**Exercise requirements**:
Answer from the article abstract below:
(a) In which journal was the article published?
(b) What coefficient of determination did the proposed strategy achieve for total nitrogen on the test set?
(c) Which two methods does the hybrid deep learning framework integrate?

Cost-effective assessment of effluent COD and total nitrogen using routine online monitoring data: a hybrid deep learning strategy.
Journal:
Environmental monitoring and assessment
Published Date:
Mar 25, 2026
Abstract
Reliable assessment of effluent chemical oxygen demand (COD) and total nitrogen (TN) is essential for regulatory compliance and operational optimization in wastewater treatment plants (WWTPs). However, conventional laboratory-based assays are costly, labor-intensive, and often delayed, limiting their utility for real-time management. To overcome these economic and temporal constraints, this study proposes a cost-effective assessment strategy that leverages routine online monitoring data-specifically flow rate, ammonia nitrogen, total phosphorus, and pH-as accessible surrogates to estimate complex water quality parameters. A novel hybrid deep learning framework, integrating Long Short-Term Memory (LSTM) networks with Extreme Gradient Boosting (XGBoost), was developed using long-term time-series data from a full-scale WWTP. Data quality was ensured through wavelet denoising and outlier treatment. The proposed strategy demonstrated superior performance on the test set, achieving coefficients of determination (R2) of 0.913 for COD and 0.923 for TN, significantly outperforming standalone Convolutional Neural Network (CNN) and Recurrent Neural Network (RNN) baselines. These results validate that the hybrid strategy effectively captures the nonlinear dynamics of the treatment process using only standard online sensors. Consequently, this approach serves as a reliable soft-sensing tool, reducing reliance on frequent laboratory testing and enabling high-frequency, cost-efficient effluent quality assessment.

**Entries shown**:
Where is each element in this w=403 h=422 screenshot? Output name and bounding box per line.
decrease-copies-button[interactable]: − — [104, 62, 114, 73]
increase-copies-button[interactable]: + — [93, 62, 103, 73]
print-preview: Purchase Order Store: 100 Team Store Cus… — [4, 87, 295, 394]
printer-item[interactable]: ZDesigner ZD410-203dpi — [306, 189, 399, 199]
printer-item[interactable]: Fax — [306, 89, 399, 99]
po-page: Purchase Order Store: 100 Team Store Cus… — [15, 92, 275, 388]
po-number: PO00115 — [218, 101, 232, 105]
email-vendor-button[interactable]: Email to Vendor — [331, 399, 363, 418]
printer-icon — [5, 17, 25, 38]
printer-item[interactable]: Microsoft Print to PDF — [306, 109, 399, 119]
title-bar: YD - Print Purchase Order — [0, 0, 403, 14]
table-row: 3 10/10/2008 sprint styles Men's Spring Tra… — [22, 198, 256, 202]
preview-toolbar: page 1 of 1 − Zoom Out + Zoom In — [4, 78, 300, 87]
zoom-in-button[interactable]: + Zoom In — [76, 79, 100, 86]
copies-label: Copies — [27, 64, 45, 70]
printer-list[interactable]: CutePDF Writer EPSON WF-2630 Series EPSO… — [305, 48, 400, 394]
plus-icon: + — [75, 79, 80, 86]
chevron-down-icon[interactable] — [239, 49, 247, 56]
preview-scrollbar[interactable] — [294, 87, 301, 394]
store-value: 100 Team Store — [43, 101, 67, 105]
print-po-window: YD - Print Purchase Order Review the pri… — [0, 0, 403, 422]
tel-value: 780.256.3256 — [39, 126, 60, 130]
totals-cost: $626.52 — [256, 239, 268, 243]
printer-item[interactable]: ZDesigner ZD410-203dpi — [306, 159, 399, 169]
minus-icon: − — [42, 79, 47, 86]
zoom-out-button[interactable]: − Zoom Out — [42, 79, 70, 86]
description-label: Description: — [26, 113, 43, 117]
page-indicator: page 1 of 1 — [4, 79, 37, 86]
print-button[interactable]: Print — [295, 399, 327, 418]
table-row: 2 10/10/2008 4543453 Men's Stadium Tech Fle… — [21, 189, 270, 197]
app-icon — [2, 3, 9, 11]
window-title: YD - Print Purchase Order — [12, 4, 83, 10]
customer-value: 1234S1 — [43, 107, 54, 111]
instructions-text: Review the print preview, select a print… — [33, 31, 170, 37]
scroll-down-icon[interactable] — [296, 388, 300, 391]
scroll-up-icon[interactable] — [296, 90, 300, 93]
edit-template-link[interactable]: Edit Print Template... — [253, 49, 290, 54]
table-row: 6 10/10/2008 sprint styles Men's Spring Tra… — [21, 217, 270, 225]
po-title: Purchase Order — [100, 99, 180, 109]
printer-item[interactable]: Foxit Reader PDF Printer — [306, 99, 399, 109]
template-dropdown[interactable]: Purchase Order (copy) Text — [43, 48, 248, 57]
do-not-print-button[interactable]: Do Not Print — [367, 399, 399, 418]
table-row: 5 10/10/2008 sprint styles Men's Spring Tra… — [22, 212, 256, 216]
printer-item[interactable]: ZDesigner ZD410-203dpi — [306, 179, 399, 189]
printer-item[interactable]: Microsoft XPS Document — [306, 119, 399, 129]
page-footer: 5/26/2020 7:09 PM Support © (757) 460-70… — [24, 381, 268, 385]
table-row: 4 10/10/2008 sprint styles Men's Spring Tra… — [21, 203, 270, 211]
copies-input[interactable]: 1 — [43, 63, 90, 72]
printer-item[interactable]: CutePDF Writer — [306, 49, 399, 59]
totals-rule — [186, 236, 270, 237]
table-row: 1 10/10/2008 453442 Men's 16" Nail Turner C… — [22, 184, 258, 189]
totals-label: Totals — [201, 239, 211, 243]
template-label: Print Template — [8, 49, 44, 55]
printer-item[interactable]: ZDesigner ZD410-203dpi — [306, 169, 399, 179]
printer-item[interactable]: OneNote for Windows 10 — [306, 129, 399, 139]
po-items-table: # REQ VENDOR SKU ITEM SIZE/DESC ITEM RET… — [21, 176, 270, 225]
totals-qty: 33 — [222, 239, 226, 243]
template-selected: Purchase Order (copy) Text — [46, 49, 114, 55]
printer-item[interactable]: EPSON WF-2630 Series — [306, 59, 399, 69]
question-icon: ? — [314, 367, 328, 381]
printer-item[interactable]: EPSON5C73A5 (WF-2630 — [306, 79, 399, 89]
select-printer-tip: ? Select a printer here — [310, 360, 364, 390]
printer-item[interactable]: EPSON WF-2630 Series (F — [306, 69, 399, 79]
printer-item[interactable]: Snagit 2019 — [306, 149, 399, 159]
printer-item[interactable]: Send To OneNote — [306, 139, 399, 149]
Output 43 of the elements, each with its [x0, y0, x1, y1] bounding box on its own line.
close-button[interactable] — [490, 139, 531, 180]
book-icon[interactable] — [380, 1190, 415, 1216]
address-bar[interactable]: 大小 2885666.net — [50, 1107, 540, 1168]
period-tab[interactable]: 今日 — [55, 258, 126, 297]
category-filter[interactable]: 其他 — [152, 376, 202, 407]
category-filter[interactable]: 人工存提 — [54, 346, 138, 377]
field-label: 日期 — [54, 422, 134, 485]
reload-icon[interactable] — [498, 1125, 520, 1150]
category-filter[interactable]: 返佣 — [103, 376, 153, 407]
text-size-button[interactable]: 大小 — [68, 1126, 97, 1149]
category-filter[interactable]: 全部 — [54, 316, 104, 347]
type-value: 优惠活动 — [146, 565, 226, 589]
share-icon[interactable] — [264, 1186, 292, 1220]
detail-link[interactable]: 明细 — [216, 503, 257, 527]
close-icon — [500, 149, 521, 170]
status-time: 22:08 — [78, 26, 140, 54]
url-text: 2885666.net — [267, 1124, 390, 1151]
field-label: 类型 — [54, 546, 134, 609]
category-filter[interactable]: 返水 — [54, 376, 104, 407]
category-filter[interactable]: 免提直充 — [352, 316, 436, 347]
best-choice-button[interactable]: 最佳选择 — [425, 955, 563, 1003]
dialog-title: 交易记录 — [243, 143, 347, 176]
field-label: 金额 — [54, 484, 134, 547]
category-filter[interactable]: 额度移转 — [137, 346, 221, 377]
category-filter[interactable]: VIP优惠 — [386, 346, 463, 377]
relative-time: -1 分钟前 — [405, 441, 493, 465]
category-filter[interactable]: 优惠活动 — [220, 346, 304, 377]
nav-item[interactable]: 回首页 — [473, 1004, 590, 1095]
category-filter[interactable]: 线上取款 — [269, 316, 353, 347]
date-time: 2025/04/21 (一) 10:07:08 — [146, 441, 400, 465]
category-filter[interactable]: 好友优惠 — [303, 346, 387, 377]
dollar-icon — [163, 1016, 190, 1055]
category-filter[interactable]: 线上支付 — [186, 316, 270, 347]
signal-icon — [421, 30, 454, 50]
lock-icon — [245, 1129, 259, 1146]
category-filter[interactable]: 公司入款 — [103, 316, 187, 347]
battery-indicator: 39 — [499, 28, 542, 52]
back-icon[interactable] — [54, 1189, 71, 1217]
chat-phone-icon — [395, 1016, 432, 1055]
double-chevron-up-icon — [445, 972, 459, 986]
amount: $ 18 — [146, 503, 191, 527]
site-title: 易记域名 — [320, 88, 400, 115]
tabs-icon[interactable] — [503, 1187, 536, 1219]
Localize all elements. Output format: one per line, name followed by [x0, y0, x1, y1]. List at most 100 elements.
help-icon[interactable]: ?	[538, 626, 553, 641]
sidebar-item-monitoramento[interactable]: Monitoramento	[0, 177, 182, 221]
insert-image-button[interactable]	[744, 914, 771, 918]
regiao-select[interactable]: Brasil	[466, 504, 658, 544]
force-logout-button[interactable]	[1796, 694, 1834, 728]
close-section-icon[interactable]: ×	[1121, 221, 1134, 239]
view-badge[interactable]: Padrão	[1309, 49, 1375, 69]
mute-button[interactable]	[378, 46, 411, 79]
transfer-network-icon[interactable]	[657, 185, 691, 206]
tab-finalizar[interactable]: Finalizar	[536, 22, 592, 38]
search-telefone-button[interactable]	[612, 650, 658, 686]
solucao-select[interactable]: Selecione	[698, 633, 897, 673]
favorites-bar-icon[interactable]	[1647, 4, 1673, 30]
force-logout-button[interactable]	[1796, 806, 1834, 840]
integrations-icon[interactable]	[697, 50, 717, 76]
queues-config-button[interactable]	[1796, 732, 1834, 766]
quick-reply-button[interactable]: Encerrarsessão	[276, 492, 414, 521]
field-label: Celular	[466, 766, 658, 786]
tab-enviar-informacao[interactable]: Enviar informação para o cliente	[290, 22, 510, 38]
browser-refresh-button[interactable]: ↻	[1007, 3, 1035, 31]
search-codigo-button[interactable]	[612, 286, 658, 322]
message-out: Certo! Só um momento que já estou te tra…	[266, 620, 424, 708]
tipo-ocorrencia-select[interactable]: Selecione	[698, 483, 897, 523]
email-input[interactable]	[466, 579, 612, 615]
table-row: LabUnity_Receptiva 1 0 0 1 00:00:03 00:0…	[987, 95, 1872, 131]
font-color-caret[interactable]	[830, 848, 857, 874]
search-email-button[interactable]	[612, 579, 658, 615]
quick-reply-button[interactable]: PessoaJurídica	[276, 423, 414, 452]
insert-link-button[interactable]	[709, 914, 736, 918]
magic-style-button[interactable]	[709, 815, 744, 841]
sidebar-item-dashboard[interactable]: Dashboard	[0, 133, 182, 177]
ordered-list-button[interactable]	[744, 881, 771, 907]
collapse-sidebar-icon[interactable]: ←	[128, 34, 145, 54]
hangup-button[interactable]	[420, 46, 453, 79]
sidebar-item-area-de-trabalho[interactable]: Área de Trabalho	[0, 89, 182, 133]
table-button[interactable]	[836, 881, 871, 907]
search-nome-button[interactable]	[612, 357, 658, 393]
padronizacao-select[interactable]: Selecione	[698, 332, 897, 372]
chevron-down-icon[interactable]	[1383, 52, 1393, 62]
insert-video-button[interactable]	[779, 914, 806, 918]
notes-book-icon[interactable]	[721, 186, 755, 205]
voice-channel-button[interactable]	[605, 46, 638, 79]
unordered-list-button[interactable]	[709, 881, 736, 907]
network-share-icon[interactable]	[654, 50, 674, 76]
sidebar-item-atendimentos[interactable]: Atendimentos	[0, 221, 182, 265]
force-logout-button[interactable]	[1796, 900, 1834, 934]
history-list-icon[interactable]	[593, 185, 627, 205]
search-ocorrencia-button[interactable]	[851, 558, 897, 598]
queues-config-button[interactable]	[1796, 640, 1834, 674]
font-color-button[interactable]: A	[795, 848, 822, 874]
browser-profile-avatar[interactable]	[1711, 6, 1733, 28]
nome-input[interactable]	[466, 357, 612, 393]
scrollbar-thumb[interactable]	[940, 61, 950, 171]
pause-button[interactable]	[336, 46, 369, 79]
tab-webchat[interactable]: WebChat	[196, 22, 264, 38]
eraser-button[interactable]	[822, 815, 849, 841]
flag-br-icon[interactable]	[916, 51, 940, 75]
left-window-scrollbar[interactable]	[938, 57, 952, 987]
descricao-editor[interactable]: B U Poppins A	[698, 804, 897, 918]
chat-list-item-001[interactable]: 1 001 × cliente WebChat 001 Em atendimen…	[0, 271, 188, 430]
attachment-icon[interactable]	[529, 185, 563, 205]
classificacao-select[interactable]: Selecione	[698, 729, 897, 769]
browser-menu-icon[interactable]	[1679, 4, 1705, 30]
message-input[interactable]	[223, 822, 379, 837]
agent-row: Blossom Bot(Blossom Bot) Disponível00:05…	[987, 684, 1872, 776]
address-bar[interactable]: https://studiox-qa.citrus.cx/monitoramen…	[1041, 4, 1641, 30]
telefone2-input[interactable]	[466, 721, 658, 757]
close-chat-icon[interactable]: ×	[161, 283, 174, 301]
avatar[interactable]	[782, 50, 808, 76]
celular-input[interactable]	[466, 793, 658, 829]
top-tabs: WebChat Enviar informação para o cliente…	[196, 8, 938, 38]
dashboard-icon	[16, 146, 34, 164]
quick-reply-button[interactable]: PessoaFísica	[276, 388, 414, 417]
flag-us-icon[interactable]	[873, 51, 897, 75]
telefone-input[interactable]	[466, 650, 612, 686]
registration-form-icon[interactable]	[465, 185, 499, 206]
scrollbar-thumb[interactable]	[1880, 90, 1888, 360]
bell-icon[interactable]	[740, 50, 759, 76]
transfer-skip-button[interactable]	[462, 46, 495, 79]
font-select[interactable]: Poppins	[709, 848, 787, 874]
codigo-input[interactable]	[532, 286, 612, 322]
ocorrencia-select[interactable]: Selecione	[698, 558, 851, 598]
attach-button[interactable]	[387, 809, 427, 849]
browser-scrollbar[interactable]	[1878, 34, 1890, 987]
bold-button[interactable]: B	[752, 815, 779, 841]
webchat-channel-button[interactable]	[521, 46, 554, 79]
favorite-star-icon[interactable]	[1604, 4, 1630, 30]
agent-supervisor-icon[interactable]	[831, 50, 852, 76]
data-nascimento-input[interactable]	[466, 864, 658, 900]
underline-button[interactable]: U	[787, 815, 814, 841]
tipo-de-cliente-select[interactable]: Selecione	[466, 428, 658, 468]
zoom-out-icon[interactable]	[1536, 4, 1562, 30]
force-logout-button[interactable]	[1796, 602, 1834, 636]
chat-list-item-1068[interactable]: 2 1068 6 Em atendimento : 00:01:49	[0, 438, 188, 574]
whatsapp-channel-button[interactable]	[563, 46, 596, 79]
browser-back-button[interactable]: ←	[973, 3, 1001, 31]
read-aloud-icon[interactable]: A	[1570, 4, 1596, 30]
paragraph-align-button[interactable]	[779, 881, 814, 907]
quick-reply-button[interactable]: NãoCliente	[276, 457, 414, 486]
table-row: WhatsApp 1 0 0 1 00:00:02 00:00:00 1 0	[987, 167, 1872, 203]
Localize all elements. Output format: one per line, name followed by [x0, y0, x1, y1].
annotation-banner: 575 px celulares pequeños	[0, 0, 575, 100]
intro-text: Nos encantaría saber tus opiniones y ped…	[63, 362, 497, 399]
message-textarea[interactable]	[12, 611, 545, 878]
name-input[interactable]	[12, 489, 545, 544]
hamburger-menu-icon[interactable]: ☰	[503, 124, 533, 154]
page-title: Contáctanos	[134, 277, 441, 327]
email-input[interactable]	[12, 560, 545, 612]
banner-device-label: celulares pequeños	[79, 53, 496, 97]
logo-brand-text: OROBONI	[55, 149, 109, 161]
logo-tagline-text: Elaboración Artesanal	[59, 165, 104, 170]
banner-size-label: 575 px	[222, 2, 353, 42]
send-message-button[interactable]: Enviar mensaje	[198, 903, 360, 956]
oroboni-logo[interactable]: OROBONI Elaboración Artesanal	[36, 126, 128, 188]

**Written answer**:
(a) Environmental monitoring and assessment
(b) 0.923
(c) Long Short-Term Memory (LSTM) networks and Extreme Gradient Boosting (XGBoost)